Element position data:
────────

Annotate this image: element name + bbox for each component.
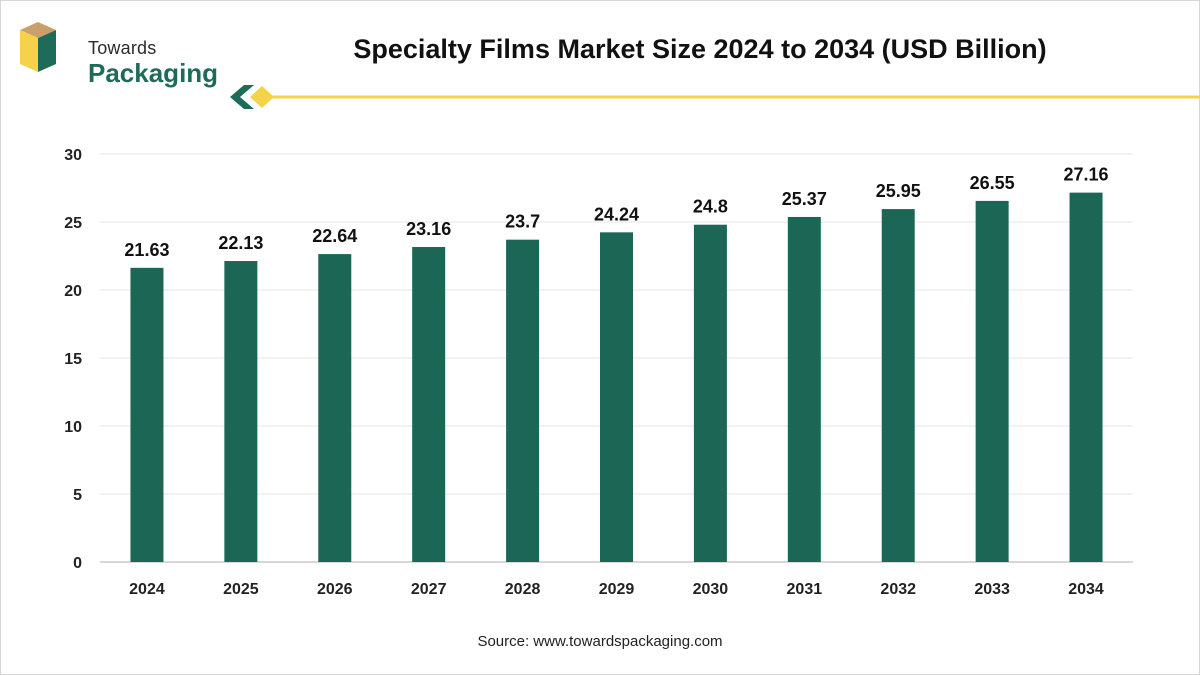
bar <box>130 267 164 562</box>
bar <box>412 247 446 563</box>
x-tick-label: 2034 <box>1068 581 1104 598</box>
y-tick-label: 30 <box>64 147 82 164</box>
x-tick-label: 2028 <box>505 581 541 598</box>
x-tick-label: 2029 <box>599 581 635 598</box>
bar <box>1069 192 1103 562</box>
x-tick-label: 2030 <box>693 581 729 598</box>
x-tick-label: 2026 <box>317 581 353 598</box>
bar <box>975 200 1009 563</box>
data-label: 24.24 <box>594 204 639 224</box>
x-tick-label: 2024 <box>129 581 165 598</box>
diamond-icon <box>250 86 274 108</box>
y-tick-label: 15 <box>64 351 82 368</box>
data-label: 23.7 <box>505 212 540 232</box>
bar <box>318 254 352 562</box>
x-tick-label: 2027 <box>411 581 447 598</box>
y-tick-label: 0 <box>73 555 82 572</box>
data-label: 23.16 <box>406 219 451 239</box>
bar <box>693 224 727 562</box>
accent-line <box>270 95 1200 99</box>
chevron-left-icon <box>230 85 254 109</box>
bar <box>881 209 915 562</box>
chart-title: Specialty Films Market Size 2024 to 2034… <box>353 34 1047 64</box>
bar <box>506 239 540 562</box>
brand-name-line2: Packaging <box>88 58 219 88</box>
x-tick-label: 2025 <box>223 581 259 598</box>
x-tick-label: 2031 <box>787 581 823 598</box>
y-axis-ticks: 0 5 10 15 20 25 30 <box>64 147 82 572</box>
x-tick-label: 2032 <box>880 581 916 598</box>
source-note: Source: www.towardspackaging.com <box>477 633 723 650</box>
data-labels: 21.63 22.13 22.64 23.16 23.7 24.24 24.8 25.37 25… <box>124 165 1108 260</box>
data-label: 26.55 <box>970 173 1015 193</box>
bars <box>130 192 1103 563</box>
data-label: 24.8 <box>693 197 728 217</box>
brand-name-line1: Towards <box>88 38 157 58</box>
bar <box>224 261 258 562</box>
y-tick-label: 10 <box>64 419 82 436</box>
data-label: 22.64 <box>312 226 357 246</box>
y-tick-label: 20 <box>64 283 82 300</box>
bar <box>787 216 821 562</box>
title-underline-decoration <box>230 85 1200 109</box>
data-label: 21.63 <box>124 240 169 260</box>
y-tick-label: 5 <box>73 487 82 504</box>
box-icon <box>20 22 56 72</box>
data-label: 25.37 <box>782 189 827 209</box>
brand-logo: Towards Packaging <box>16 18 218 88</box>
data-label: 27.16 <box>1064 165 1109 185</box>
data-label: 25.95 <box>876 181 921 201</box>
bar <box>600 232 633 562</box>
y-tick-label: 25 <box>64 215 82 232</box>
x-axis-ticks: 2024 2025 2026 2027 2028 2029 2030 2031 2032 2033… <box>129 581 1104 598</box>
x-tick-label: 2033 <box>974 581 1010 598</box>
data-label: 22.13 <box>218 233 263 253</box>
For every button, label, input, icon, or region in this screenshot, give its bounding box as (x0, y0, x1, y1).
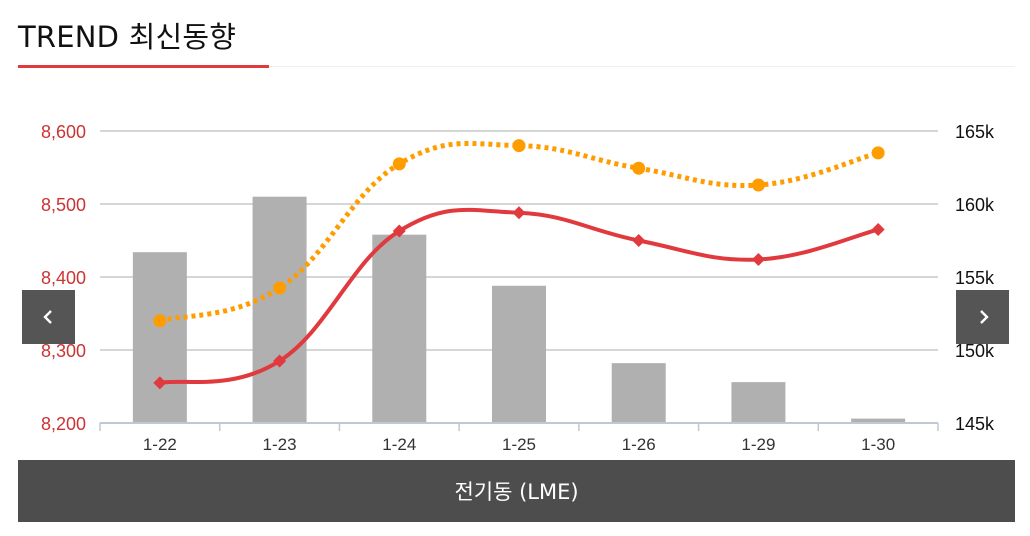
left-tick-label: 8,300 (41, 341, 86, 361)
orange-point (512, 139, 526, 153)
chevron-right-icon (979, 310, 989, 324)
red-point (871, 223, 885, 237)
right-tick-label: 150k (955, 341, 995, 361)
footer-bar: 전기동 (LME) (18, 460, 1015, 522)
orange-point (153, 314, 167, 328)
footer-label: 전기동 (LME) (454, 480, 579, 504)
red-point (751, 252, 765, 266)
orange-point (392, 157, 406, 171)
right-tick-label: 165k (955, 122, 995, 142)
bar-series (132, 196, 906, 423)
bar (611, 363, 666, 423)
left-tick-label: 8,400 (41, 268, 86, 288)
orange-point (632, 161, 646, 175)
orange-point (751, 178, 765, 192)
next-button[interactable] (956, 290, 1009, 344)
page-title: TREND 최신동향 (18, 20, 237, 54)
header-divider (269, 66, 1015, 67)
bar (252, 196, 307, 423)
right-tick-label: 160k (955, 195, 995, 215)
red-point (392, 224, 406, 238)
left-tick-label: 8,600 (41, 122, 86, 142)
x-tick-label: 1-29 (741, 435, 775, 454)
left-tick-label: 8,500 (41, 195, 86, 215)
red-point (512, 206, 526, 220)
x-tick-label: 1-23 (263, 435, 297, 454)
red-point (153, 376, 167, 390)
right-tick-label: 155k (955, 268, 995, 288)
red-point (632, 234, 646, 247)
orange-point (273, 281, 287, 295)
left-tick-label: 8,200 (41, 414, 86, 434)
right-axis-labels: 145k 150k 155k 160k 165k (955, 122, 995, 434)
x-tick-label: 1-30 (861, 435, 895, 454)
title-underline (18, 65, 269, 68)
x-axis: 1-22 1-23 1-24 1-25 1-26 1-29 1-30 (99, 422, 939, 454)
bar (132, 252, 187, 423)
orange-point (871, 146, 885, 160)
x-tick-label: 1-25 (502, 435, 536, 454)
bar (372, 234, 427, 423)
x-tick-label: 1-22 (143, 435, 177, 454)
left-axis-labels: 8,200 8,300 8,400 8,500 8,600 (41, 122, 86, 434)
bar (492, 285, 546, 423)
line-markers (153, 139, 885, 390)
x-tick-label: 1-26 (622, 435, 656, 454)
bar (851, 418, 906, 423)
prev-button[interactable] (22, 290, 75, 344)
x-tick-label: 1-24 (382, 435, 416, 454)
right-tick-label: 145k (955, 414, 995, 434)
chevron-left-icon (42, 310, 52, 324)
bar (731, 382, 786, 423)
red-point (273, 354, 287, 368)
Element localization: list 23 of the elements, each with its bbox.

────────

Edit the rows from the one containing "bar <box>130 267 164 562</box>" down to the one containing "bar <box>600 232 633 562</box>", replacing "y-tick-label" with "vertical-tick-label" and leaving everything else unchanged. Give only those rows.

Exercise answer:
bar <box>130 267 164 562</box>
bar <box>412 247 446 563</box>
x-tick-label: 2034 <box>1068 581 1104 598</box>
vertical-tick-label: 30 <box>64 147 82 164</box>
x-tick-label: 2028 <box>505 581 541 598</box>
x-tick-label: 2029 <box>599 581 635 598</box>
bar <box>1069 192 1103 562</box>
x-tick-label: 2030 <box>693 581 729 598</box>
x-tick-label: 2026 <box>317 581 353 598</box>
bar <box>975 200 1009 563</box>
data-label: 24.24 <box>594 204 639 224</box>
x-tick-label: 2024 <box>129 581 165 598</box>
diamond-icon <box>250 86 274 108</box>
vertical-tick-label: 15 <box>64 351 82 368</box>
data-label: 23.7 <box>505 212 540 232</box>
bar <box>318 254 352 562</box>
x-tick-label: 2027 <box>411 581 447 598</box>
vertical-tick-label: 0 <box>73 555 82 572</box>
data-label: 23.16 <box>406 219 451 239</box>
bar <box>693 224 727 562</box>
accent-line <box>270 95 1200 99</box>
chevron-left-icon <box>230 85 254 109</box>
bar <box>881 209 915 562</box>
chart-title: Specialty Films Market Size 2024 to 2034… <box>353 34 1047 64</box>
bar <box>506 239 540 562</box>
brand-name-line2: Packaging <box>88 58 219 88</box>
x-tick-label: 2025 <box>223 581 259 598</box>
x-tick-label: 2031 <box>787 581 823 598</box>
y-axis-ticks: 0 5 10 15 20 25 30 <box>64 147 82 572</box>
x-tick-label: 2032 <box>880 581 916 598</box>
source-note: Source: www.towardspackaging.com <box>477 633 723 650</box>
data-labels: 21.63 22.13 22.64 23.16 23.7 24.24 24.8 25.37 25… <box>124 165 1108 260</box>
data-label: 26.55 <box>970 173 1015 193</box>
bars <box>130 192 1103 563</box>
data-label: 24.8 <box>693 197 728 217</box>
brand-name-line1: Towards <box>88 38 157 58</box>
bar <box>224 261 258 562</box>
vertical-tick-label: 10 <box>64 419 82 436</box>
data-label: 22.64 <box>312 226 357 246</box>
vertical-tick-label: 20 <box>64 283 82 300</box>
bar <box>787 216 821 562</box>
title-underline-decoration <box>230 85 1200 109</box>
data-label: 21.63 <box>124 240 169 260</box>
vertical-tick-label: 5 <box>73 487 82 504</box>
box-icon <box>20 22 56 72</box>
data-label: 25.37 <box>782 189 827 209</box>
brand-logo: Towards Packaging <box>16 18 218 88</box>
data-label: 27.16 <box>1064 165 1109 185</box>
data-label: 25.95 <box>876 181 921 201</box>
bar <box>600 232 633 562</box>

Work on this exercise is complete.